* start Task inputs *

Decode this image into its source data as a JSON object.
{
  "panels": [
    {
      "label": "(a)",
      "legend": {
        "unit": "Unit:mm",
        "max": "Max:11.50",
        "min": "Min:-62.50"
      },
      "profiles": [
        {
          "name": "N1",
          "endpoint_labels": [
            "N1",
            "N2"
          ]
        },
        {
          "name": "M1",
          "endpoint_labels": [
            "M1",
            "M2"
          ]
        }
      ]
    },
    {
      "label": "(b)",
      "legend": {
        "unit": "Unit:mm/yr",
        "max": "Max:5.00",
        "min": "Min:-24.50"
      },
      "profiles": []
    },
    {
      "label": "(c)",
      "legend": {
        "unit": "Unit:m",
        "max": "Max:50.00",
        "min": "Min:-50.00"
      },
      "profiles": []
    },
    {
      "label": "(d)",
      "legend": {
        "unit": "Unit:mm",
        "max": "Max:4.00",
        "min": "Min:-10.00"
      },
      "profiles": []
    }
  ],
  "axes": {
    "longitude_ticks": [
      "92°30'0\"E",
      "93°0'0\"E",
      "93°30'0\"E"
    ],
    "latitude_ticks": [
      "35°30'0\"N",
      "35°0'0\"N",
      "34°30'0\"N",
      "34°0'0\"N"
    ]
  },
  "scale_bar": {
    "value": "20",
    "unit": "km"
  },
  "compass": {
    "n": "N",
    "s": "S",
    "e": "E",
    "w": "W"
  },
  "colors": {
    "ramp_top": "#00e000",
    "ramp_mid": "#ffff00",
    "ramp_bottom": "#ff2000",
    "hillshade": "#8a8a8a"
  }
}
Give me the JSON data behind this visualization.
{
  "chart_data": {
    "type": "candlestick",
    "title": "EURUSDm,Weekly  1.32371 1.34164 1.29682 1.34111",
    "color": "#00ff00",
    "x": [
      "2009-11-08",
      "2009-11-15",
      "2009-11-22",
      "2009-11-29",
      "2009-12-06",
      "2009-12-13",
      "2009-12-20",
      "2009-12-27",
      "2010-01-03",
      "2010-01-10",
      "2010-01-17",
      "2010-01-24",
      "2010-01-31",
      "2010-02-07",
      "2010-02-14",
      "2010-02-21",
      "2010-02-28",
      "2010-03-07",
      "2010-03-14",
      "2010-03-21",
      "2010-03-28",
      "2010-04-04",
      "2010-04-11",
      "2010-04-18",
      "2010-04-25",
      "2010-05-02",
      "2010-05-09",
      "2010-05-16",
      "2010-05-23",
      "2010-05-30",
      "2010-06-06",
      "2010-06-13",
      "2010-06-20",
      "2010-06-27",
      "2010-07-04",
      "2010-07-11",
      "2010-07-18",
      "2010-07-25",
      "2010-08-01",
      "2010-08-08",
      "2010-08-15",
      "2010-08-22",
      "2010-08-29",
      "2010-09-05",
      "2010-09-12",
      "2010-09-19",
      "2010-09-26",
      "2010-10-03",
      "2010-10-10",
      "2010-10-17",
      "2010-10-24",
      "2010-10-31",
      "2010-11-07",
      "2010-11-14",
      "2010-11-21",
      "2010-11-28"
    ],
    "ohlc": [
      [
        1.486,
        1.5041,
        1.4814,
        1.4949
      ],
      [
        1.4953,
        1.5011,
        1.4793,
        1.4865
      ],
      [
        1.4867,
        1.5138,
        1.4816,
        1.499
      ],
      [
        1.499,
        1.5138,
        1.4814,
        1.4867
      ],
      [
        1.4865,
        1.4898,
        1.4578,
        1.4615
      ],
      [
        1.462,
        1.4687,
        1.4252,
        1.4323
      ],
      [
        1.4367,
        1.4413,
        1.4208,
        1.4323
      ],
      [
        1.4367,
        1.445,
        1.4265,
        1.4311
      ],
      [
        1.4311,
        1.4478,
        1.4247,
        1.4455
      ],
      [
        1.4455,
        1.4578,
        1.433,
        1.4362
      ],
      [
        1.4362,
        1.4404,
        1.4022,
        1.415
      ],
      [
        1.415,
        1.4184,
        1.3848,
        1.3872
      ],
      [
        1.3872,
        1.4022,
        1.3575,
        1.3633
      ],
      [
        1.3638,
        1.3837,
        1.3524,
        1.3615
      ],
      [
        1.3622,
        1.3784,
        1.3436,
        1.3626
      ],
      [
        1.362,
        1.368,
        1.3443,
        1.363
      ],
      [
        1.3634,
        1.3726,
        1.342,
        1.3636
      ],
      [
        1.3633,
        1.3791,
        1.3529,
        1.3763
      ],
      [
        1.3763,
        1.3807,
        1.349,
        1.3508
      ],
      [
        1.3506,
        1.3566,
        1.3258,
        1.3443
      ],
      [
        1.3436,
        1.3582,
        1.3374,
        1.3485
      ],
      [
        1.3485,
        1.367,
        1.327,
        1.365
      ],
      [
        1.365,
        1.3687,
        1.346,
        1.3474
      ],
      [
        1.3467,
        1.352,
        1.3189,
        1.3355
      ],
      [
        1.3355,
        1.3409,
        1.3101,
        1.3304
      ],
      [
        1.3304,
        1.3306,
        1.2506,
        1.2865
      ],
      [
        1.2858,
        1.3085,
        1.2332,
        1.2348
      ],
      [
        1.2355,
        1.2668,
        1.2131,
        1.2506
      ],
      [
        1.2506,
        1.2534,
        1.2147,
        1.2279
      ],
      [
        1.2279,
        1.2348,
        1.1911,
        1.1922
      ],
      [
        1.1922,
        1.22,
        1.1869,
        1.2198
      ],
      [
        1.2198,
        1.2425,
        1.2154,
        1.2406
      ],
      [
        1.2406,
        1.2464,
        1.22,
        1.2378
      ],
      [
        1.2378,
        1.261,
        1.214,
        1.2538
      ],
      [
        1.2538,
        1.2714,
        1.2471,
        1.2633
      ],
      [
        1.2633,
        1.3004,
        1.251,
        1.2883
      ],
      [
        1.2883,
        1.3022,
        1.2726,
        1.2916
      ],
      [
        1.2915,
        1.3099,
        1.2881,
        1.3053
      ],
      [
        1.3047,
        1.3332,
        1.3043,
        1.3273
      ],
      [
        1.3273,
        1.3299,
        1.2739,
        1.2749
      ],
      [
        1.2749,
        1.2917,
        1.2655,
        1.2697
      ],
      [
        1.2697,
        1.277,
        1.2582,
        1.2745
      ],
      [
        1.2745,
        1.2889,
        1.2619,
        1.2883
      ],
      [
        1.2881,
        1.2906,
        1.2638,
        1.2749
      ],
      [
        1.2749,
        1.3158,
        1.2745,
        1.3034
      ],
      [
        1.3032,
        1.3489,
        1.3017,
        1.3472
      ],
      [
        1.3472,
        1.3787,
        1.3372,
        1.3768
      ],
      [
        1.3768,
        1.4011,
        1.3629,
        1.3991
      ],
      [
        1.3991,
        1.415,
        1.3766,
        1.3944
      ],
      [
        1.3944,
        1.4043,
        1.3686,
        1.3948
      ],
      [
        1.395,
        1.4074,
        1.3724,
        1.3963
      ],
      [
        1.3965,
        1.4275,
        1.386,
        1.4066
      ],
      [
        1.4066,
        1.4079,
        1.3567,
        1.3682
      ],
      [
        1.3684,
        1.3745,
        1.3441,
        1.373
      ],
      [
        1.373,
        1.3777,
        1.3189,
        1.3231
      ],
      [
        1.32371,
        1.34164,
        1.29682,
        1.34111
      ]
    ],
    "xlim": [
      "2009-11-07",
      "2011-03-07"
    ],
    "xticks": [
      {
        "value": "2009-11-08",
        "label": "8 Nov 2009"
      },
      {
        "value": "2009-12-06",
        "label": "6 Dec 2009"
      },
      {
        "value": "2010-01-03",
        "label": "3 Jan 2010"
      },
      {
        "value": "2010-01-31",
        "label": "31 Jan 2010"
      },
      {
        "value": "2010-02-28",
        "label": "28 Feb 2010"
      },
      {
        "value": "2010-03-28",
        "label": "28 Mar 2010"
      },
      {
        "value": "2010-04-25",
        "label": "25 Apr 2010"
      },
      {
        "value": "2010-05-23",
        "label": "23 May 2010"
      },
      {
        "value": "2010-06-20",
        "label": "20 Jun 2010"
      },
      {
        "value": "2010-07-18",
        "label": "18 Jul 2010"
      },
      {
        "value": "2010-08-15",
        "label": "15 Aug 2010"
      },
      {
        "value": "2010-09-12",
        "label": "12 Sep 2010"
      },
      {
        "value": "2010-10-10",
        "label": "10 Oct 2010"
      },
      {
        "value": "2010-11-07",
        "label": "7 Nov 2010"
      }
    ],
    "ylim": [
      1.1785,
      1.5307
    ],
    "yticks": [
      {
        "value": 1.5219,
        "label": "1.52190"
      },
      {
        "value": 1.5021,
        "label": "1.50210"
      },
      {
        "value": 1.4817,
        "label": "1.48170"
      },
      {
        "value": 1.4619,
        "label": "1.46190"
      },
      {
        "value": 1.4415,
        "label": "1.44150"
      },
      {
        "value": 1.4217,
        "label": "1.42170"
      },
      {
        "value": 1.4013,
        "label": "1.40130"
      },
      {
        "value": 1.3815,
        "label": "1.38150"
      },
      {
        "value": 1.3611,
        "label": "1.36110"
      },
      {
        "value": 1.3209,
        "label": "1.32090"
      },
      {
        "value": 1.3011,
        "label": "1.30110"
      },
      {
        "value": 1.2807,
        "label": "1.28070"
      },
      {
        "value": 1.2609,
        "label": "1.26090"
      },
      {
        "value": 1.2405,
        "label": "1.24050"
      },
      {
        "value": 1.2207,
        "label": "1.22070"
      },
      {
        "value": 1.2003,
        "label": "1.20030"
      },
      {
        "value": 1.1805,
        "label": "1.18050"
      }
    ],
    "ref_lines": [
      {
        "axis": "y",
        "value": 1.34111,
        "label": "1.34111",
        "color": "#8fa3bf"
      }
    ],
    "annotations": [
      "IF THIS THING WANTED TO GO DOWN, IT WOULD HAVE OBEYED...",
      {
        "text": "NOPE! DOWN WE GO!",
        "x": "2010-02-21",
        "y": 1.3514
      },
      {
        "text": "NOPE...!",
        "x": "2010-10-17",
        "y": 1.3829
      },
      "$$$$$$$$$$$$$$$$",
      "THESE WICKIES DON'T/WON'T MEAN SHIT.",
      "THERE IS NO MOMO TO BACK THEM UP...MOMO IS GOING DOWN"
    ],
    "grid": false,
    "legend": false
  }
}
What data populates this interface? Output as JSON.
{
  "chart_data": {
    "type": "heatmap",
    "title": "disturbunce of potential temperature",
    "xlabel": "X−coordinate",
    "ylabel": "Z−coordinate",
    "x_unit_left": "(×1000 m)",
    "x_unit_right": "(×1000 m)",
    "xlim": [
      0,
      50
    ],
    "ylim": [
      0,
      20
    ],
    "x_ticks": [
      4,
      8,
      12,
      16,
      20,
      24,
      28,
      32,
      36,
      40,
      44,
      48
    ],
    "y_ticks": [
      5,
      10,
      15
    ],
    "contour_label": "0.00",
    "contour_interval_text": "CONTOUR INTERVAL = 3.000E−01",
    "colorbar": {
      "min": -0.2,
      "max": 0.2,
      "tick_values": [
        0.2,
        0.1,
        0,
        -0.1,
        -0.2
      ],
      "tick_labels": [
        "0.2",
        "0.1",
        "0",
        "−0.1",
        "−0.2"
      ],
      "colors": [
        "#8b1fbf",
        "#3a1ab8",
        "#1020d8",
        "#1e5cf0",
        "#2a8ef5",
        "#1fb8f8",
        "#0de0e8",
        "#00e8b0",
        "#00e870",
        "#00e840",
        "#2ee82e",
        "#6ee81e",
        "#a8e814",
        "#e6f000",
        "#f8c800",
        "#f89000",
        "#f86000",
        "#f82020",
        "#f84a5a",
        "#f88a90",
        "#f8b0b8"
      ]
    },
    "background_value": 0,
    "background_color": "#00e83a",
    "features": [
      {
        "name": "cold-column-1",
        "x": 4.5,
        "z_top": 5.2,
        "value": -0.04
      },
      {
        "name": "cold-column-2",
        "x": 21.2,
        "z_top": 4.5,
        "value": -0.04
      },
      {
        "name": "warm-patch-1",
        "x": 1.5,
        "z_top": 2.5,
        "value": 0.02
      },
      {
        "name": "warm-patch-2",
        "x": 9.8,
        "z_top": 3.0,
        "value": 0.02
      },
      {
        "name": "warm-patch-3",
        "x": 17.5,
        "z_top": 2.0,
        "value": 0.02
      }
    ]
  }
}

* end Task inputs *

* [Set problem]:
Find the lines above that include the string "title" and copy them.

* [Exercise answer]:
    "title": "EURUSDm,Weekly  1.32371 1.34164 1.29682 1.34111",
    "title": "disturbunce of potential temperature",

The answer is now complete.